■ PROMPT ■
Find the lines that include the string "Awareness" and report how many there are. Give no other text.

(Data records)
=====

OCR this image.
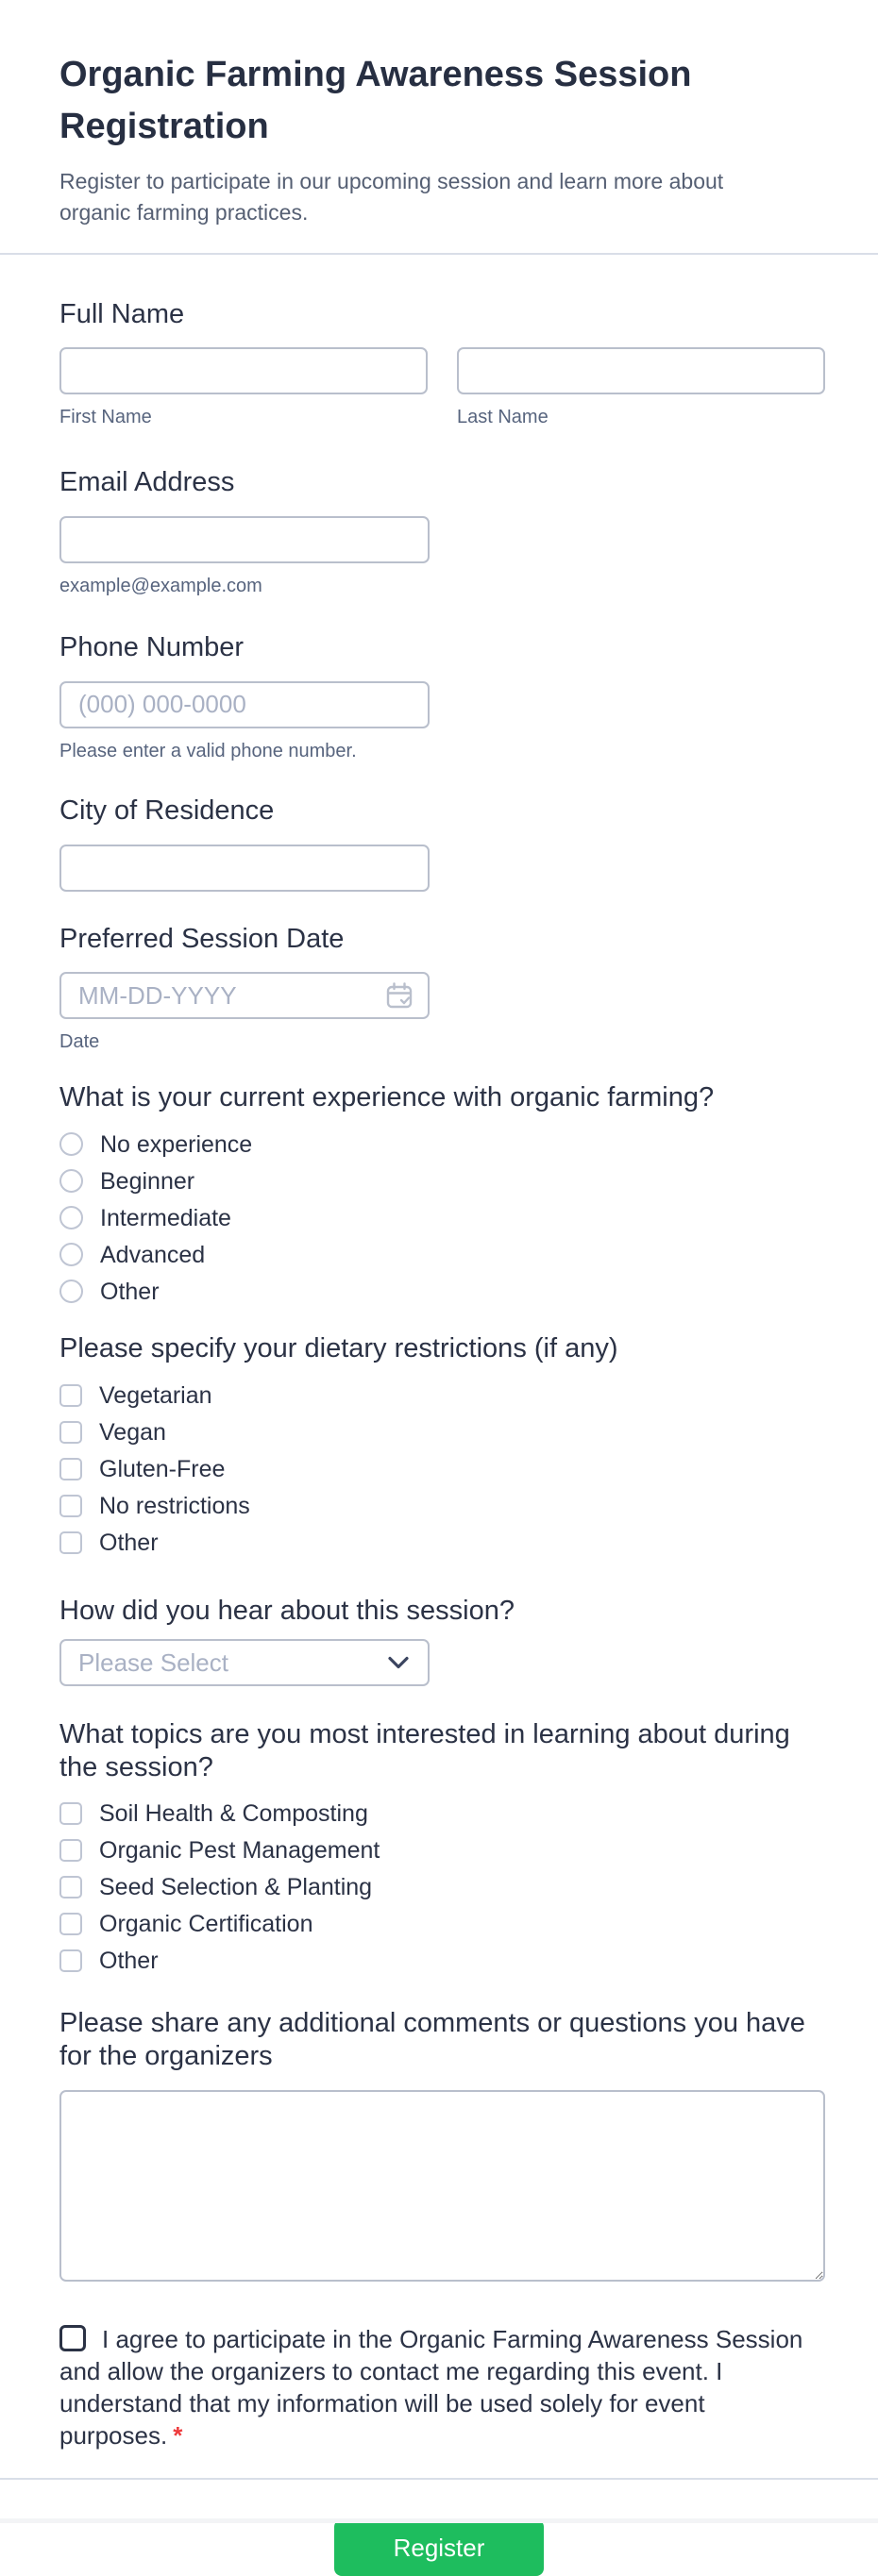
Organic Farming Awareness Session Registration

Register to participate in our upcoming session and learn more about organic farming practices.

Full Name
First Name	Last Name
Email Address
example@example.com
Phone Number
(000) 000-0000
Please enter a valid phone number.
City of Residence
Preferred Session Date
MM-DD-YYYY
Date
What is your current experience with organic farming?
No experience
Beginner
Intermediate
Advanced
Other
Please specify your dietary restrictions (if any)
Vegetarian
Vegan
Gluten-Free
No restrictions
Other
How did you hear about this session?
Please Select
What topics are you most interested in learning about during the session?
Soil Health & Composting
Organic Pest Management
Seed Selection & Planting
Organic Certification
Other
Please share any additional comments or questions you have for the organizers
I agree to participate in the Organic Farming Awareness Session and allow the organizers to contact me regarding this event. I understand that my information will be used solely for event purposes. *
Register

=====

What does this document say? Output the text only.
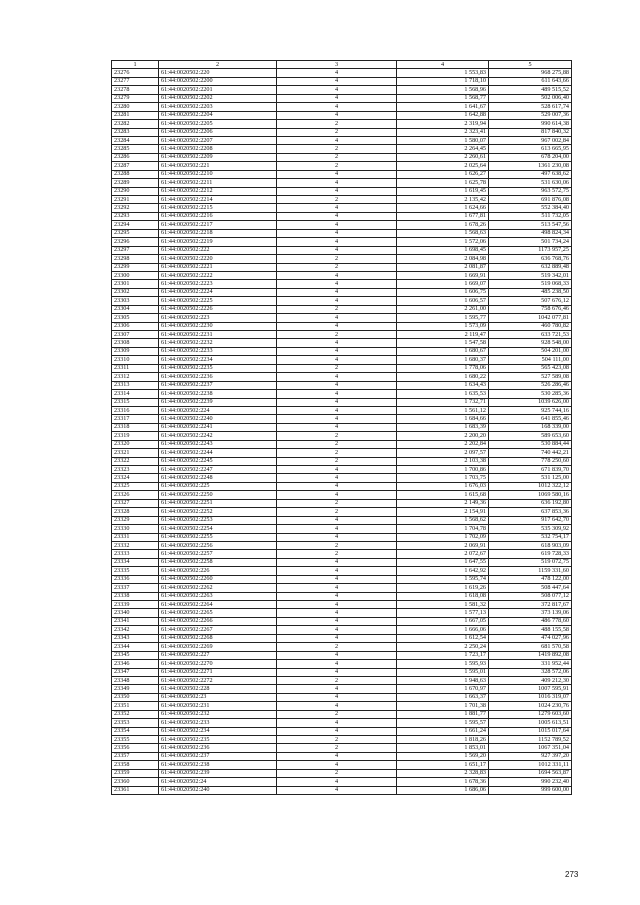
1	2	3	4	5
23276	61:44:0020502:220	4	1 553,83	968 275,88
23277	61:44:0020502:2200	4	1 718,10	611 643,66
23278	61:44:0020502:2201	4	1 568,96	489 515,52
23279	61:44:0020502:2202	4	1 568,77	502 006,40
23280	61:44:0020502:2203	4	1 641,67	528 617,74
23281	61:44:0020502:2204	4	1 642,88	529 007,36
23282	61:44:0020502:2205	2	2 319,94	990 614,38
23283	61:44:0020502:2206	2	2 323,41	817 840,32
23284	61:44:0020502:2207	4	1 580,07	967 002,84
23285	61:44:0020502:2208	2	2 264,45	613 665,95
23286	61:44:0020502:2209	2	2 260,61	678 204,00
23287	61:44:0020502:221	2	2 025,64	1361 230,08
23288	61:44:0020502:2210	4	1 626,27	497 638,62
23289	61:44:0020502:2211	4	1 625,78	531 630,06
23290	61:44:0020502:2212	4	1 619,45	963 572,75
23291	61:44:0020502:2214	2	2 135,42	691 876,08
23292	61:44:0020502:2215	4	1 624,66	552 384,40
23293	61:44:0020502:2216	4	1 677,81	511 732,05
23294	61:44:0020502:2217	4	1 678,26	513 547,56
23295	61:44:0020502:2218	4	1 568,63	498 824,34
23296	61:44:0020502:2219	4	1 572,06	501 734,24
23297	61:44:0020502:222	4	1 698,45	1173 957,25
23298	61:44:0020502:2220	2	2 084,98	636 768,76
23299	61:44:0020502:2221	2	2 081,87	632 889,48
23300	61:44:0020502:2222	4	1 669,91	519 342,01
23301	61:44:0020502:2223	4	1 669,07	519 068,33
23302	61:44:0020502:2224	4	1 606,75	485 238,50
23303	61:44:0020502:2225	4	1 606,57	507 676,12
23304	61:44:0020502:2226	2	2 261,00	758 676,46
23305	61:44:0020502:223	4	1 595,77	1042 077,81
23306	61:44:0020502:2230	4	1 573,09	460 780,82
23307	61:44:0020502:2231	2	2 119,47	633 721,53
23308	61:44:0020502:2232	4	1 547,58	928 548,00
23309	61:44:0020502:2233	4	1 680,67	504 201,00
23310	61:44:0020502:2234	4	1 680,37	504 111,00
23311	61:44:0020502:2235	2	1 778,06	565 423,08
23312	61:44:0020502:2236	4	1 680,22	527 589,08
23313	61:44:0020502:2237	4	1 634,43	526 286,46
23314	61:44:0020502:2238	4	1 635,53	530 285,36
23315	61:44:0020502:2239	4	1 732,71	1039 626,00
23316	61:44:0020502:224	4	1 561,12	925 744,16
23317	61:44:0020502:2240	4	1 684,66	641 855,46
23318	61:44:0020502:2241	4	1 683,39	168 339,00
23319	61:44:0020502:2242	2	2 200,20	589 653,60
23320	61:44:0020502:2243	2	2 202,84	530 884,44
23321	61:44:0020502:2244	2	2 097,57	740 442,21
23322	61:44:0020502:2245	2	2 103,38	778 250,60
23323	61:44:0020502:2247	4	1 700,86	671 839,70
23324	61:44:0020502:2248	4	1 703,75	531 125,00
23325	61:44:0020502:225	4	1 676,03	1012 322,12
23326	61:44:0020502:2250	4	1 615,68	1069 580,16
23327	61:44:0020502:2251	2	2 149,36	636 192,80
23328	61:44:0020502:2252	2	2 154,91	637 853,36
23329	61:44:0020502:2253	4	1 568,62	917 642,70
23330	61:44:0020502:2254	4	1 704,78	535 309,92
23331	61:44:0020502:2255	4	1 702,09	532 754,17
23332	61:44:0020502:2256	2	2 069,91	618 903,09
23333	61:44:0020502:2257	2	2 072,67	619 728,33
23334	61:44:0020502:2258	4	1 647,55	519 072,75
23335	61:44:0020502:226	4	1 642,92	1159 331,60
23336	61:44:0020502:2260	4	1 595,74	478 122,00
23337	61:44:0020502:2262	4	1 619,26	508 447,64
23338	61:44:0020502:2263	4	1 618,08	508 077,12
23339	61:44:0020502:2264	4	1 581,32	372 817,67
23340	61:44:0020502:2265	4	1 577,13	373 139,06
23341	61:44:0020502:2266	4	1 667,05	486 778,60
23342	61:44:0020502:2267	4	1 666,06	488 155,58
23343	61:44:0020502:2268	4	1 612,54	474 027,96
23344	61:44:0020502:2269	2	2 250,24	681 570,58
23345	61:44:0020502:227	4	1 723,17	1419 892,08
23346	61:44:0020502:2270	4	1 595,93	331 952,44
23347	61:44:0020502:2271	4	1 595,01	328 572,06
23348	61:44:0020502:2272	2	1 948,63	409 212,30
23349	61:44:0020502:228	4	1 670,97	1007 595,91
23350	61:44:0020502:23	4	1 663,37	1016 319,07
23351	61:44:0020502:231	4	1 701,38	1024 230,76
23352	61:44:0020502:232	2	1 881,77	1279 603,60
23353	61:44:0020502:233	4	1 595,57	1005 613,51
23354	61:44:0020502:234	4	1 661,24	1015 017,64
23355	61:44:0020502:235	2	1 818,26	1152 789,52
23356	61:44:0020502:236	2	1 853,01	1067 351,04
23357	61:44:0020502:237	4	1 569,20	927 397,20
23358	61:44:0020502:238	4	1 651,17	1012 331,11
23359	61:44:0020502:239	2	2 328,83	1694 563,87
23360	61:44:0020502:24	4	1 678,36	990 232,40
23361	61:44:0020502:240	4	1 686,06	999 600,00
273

=====

■ PROBLEM SOLUTION ■
2